# EXERCISE TASK
Read the lines below and count those that have the word "LittleFS". Respond with the number only.

• • •

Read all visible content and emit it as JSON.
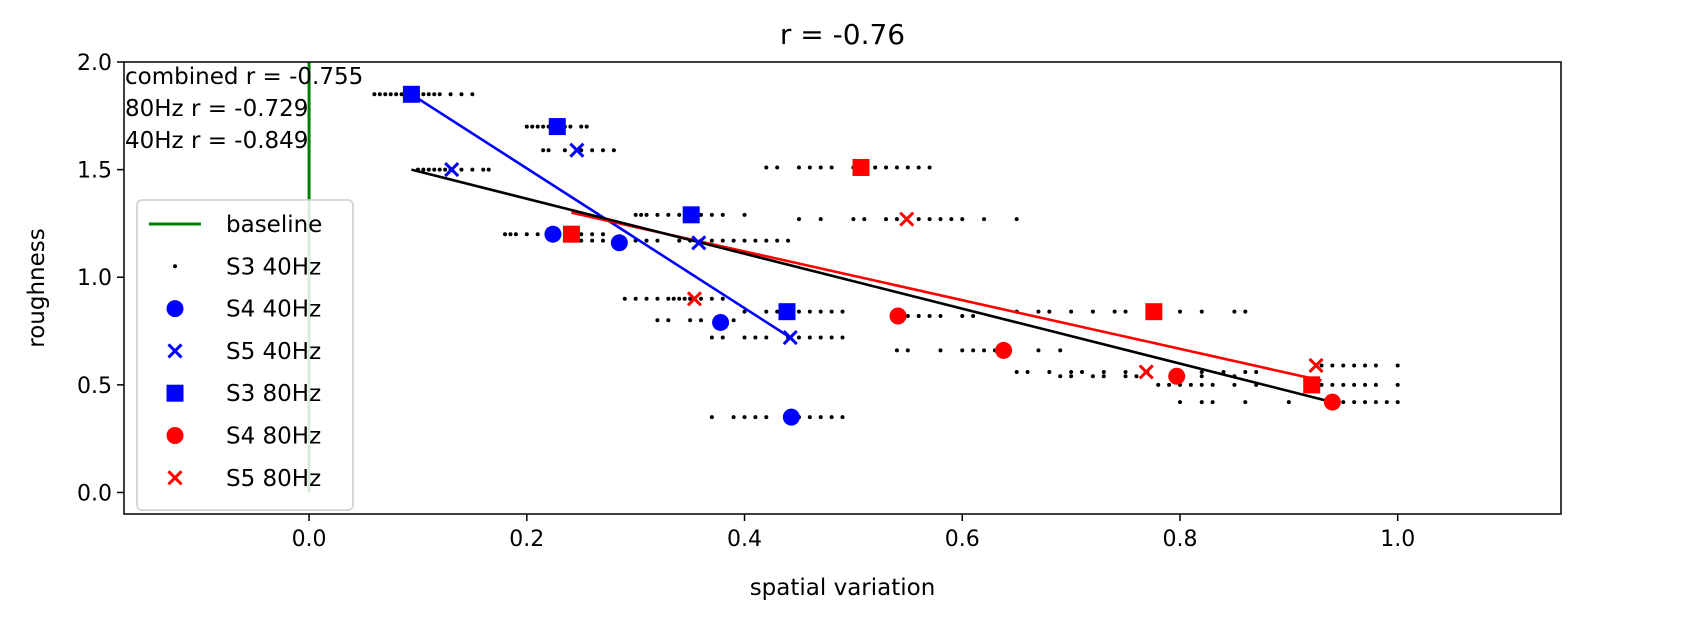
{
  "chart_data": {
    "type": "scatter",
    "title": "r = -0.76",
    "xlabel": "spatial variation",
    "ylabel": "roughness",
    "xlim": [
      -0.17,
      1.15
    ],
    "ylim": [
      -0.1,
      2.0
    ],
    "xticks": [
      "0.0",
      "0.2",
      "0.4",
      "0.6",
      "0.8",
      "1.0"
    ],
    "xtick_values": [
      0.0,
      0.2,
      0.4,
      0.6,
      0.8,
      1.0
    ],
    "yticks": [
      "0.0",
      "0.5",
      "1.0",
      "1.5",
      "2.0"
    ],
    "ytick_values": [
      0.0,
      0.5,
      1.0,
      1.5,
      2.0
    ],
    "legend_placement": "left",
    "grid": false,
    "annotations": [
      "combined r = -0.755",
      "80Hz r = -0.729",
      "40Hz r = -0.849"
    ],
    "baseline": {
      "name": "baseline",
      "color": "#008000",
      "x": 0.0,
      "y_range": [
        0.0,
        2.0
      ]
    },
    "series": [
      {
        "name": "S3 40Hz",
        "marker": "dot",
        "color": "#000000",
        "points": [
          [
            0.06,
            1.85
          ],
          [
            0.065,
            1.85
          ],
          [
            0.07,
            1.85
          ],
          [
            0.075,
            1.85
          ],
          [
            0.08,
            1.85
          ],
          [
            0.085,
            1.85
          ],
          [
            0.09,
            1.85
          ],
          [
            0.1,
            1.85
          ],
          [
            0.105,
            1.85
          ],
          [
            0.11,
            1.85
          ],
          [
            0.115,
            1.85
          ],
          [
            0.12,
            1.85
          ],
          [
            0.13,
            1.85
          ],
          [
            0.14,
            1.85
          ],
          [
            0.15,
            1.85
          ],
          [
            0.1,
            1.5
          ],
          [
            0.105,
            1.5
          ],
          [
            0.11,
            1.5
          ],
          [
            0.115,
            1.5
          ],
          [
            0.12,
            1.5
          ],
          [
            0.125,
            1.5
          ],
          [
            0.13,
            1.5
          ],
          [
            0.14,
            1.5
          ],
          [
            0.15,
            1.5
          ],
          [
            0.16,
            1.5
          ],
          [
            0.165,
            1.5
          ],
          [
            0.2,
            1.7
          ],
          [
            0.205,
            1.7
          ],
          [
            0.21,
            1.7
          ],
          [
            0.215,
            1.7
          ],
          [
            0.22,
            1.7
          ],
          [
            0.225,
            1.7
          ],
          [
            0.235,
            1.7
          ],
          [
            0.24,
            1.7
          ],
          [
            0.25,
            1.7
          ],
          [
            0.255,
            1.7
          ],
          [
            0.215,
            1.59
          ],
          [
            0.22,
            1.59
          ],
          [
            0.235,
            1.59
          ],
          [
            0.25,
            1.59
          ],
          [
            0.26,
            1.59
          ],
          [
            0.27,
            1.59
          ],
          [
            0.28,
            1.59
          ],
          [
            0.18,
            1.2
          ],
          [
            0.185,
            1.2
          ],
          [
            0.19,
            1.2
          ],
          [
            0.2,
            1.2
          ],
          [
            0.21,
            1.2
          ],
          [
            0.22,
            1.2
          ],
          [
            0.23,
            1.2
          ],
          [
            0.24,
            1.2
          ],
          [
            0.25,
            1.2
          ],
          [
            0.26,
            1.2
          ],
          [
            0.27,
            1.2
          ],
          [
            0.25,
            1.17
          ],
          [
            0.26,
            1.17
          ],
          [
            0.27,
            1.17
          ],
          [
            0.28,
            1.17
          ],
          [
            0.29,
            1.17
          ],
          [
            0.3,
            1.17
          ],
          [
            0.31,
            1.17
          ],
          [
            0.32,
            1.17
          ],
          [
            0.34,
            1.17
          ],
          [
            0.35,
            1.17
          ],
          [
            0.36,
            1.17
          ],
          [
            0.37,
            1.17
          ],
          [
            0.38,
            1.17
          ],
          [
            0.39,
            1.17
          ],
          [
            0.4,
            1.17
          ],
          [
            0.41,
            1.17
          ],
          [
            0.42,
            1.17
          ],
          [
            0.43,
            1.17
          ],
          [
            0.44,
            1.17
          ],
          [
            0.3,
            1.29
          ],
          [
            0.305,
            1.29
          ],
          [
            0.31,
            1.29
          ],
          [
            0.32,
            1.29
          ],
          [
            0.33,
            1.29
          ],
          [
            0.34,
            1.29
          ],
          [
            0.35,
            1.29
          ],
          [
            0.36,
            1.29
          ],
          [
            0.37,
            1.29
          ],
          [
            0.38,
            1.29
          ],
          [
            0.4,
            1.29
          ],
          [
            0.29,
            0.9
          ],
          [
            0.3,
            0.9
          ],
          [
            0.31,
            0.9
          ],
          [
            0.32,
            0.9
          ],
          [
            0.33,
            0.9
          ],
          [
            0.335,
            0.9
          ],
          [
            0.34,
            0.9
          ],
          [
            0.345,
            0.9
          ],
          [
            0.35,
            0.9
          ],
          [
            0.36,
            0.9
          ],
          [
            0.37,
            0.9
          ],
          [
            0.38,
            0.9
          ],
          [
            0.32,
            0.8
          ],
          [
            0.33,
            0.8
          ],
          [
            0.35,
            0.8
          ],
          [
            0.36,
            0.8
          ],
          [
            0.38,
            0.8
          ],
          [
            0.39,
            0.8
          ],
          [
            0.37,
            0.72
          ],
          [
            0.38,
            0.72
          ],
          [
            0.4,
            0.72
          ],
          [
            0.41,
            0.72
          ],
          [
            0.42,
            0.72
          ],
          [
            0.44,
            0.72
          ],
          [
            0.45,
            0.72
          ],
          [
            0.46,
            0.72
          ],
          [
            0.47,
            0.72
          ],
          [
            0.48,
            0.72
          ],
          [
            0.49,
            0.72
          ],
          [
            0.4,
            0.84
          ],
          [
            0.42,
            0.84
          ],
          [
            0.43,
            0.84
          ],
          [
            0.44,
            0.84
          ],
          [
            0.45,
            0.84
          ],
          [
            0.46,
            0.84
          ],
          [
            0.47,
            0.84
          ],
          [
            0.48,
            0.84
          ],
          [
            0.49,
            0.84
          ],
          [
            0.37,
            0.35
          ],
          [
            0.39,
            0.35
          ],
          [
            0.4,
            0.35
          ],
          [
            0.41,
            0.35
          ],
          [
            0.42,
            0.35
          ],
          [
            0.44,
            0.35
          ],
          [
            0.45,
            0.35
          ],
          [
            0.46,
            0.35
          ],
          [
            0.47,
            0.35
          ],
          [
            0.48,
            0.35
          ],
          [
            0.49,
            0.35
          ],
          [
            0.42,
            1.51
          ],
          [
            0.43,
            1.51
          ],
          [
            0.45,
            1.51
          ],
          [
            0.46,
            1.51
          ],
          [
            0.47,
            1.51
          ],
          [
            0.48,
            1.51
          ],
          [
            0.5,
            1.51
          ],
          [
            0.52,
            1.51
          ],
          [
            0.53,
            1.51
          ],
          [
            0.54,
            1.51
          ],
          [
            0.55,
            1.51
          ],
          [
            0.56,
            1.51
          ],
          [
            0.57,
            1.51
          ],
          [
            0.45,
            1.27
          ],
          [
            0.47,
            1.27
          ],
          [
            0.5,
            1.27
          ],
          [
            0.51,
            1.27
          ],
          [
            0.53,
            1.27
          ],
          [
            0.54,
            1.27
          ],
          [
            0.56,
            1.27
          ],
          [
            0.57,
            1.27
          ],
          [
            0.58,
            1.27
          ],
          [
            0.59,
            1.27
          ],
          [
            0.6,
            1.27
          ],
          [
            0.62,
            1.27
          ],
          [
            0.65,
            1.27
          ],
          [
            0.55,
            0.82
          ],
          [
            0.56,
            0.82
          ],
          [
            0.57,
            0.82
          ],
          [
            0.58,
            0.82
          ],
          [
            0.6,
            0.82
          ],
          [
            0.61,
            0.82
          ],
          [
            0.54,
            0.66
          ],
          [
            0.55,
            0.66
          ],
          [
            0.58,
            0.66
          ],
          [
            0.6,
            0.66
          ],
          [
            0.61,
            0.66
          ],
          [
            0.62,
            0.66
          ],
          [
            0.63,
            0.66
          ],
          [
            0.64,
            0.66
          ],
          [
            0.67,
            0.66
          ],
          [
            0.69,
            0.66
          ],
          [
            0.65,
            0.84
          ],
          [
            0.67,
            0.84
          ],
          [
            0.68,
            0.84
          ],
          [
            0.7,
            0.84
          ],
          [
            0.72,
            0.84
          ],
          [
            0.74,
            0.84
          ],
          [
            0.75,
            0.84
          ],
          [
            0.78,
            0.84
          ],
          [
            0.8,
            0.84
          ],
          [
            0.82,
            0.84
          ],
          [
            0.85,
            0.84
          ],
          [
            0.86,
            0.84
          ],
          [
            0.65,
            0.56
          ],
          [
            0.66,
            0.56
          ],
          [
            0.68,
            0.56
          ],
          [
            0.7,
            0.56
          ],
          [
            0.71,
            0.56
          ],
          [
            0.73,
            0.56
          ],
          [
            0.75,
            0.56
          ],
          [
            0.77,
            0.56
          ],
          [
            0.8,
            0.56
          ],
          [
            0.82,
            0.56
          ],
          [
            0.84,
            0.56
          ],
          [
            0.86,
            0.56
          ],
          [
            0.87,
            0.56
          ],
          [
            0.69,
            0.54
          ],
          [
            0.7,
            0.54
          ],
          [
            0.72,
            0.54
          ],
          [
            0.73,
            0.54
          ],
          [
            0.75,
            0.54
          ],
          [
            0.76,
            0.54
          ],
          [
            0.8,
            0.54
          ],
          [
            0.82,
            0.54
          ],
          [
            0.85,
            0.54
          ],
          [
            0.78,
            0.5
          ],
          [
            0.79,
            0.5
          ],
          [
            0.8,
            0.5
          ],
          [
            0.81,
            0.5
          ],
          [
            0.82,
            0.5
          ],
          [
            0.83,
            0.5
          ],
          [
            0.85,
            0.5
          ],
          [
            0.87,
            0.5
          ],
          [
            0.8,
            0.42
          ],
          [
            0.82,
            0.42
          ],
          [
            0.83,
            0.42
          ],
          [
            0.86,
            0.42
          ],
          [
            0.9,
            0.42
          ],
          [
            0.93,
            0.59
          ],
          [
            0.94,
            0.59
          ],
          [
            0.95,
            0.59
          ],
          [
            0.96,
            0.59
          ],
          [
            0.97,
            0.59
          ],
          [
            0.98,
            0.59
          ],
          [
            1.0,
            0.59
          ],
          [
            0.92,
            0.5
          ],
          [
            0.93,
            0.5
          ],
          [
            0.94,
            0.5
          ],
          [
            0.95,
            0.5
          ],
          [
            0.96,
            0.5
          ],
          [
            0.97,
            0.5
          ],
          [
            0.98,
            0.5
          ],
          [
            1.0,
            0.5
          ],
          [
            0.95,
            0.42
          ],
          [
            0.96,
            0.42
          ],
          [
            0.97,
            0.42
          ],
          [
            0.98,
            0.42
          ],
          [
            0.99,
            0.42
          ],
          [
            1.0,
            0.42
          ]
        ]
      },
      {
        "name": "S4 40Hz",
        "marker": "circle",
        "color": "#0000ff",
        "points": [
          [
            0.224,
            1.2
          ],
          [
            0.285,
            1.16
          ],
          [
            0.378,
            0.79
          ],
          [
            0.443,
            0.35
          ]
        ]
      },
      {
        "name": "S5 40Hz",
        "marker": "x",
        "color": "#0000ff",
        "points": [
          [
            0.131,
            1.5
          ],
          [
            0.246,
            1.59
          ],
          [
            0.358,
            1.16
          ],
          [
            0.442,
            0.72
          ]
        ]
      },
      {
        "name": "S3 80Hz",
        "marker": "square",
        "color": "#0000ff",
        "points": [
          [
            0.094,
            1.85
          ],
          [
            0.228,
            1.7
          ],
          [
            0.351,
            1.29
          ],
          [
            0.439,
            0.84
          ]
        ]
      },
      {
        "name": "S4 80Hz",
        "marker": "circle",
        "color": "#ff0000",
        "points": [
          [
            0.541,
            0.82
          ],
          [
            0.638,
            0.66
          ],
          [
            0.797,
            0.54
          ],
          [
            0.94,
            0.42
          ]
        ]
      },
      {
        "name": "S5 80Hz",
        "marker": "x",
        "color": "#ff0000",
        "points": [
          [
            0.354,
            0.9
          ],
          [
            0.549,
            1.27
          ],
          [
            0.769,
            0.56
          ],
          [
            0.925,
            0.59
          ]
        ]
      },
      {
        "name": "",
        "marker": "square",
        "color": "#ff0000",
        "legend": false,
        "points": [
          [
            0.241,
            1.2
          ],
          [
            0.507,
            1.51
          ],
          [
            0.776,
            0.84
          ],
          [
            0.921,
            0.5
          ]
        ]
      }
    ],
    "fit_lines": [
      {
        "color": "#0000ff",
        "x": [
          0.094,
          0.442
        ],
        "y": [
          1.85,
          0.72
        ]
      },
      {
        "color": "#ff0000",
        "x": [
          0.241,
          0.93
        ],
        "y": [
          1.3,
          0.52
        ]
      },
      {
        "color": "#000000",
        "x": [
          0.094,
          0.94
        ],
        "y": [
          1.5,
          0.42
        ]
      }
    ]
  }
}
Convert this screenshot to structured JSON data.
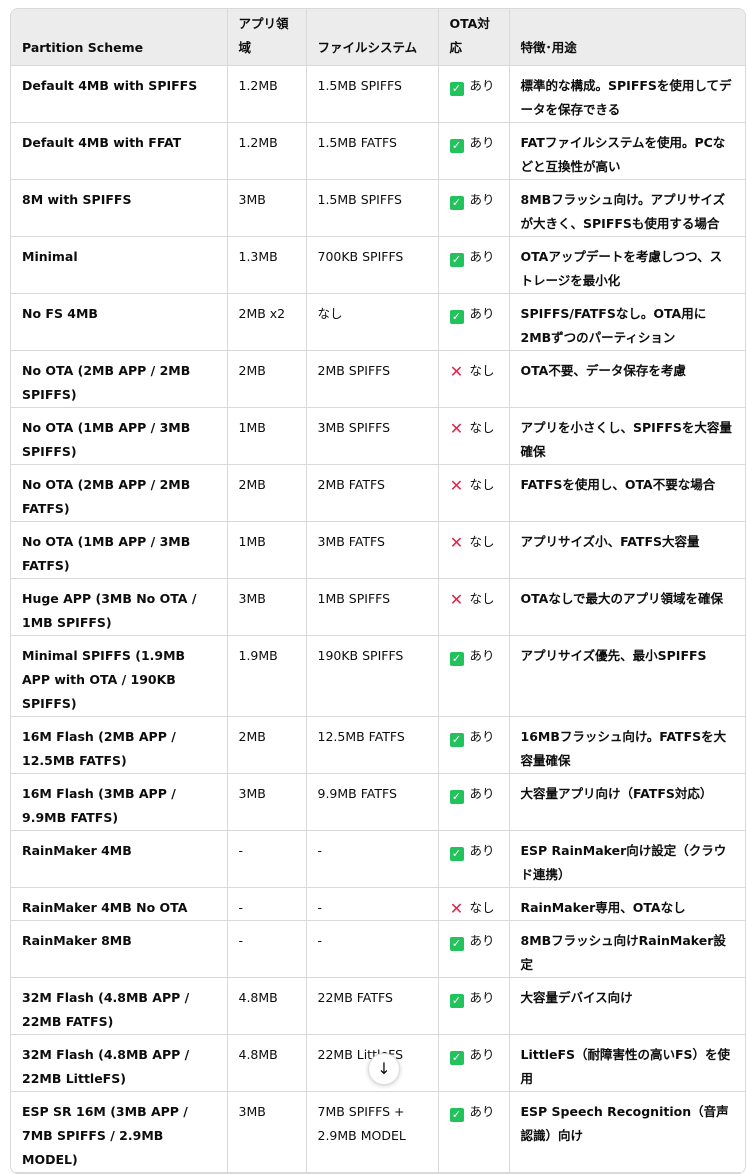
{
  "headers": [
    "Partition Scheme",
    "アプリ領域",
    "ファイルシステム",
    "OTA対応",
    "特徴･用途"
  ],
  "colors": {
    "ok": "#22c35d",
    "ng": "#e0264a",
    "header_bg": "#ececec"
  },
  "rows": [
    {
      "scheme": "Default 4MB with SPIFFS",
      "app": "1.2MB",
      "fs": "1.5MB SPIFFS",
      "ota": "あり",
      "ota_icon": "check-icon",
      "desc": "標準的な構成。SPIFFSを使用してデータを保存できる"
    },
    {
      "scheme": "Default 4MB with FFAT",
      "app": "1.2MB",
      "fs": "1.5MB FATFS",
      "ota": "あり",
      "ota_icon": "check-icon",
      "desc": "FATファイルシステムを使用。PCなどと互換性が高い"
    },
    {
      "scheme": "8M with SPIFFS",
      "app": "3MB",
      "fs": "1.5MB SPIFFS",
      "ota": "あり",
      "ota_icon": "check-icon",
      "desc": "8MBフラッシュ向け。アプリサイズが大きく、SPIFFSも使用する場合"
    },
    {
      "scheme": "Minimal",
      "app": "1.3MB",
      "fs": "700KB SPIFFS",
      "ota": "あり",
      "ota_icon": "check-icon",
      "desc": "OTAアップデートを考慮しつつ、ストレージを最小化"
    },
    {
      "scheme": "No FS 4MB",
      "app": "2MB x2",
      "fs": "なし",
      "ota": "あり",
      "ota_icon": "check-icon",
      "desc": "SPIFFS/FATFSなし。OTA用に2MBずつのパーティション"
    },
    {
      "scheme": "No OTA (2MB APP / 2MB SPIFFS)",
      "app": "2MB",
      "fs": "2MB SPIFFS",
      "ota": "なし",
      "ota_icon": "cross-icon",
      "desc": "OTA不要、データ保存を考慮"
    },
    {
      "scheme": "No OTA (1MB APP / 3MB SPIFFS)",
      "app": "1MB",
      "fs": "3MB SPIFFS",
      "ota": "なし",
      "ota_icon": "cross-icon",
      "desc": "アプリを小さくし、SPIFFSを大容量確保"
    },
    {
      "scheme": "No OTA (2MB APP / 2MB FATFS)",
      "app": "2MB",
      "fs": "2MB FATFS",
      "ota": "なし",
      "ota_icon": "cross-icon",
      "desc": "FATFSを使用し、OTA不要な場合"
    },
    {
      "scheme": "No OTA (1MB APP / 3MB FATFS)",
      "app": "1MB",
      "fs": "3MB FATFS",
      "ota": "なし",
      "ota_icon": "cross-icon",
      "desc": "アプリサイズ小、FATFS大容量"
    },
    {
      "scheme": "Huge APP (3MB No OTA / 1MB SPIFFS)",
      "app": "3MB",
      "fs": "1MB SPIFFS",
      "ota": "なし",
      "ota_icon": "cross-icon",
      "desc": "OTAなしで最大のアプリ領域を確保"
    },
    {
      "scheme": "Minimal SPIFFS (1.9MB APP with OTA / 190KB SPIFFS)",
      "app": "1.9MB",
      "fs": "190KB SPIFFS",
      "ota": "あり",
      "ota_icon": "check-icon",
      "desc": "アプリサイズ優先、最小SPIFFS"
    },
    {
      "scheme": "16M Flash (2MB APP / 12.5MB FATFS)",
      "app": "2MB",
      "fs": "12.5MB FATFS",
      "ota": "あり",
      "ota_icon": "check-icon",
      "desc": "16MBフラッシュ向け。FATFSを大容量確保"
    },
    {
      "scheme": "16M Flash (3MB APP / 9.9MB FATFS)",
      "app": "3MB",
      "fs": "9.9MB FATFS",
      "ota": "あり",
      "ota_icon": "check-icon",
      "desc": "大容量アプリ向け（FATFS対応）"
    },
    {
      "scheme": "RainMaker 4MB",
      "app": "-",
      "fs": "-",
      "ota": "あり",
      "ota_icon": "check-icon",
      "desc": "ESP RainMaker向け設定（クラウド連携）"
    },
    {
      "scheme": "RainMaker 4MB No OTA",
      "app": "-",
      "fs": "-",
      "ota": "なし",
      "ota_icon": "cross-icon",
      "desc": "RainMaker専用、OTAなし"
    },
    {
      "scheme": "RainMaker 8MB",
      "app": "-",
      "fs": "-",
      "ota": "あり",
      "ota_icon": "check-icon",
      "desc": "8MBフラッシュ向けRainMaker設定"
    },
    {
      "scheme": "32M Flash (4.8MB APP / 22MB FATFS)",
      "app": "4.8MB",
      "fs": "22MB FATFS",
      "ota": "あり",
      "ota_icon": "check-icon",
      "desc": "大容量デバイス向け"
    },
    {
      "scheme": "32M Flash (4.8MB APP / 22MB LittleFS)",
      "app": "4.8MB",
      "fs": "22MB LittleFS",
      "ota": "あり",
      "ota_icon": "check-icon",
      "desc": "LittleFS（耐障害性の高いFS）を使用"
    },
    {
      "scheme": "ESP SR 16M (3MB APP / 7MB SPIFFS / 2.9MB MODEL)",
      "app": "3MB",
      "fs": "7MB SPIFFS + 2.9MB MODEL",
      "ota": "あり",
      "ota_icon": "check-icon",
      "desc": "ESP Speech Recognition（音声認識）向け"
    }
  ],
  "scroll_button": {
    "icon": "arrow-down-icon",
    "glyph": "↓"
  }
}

• • •

# COMPLETED TASK
3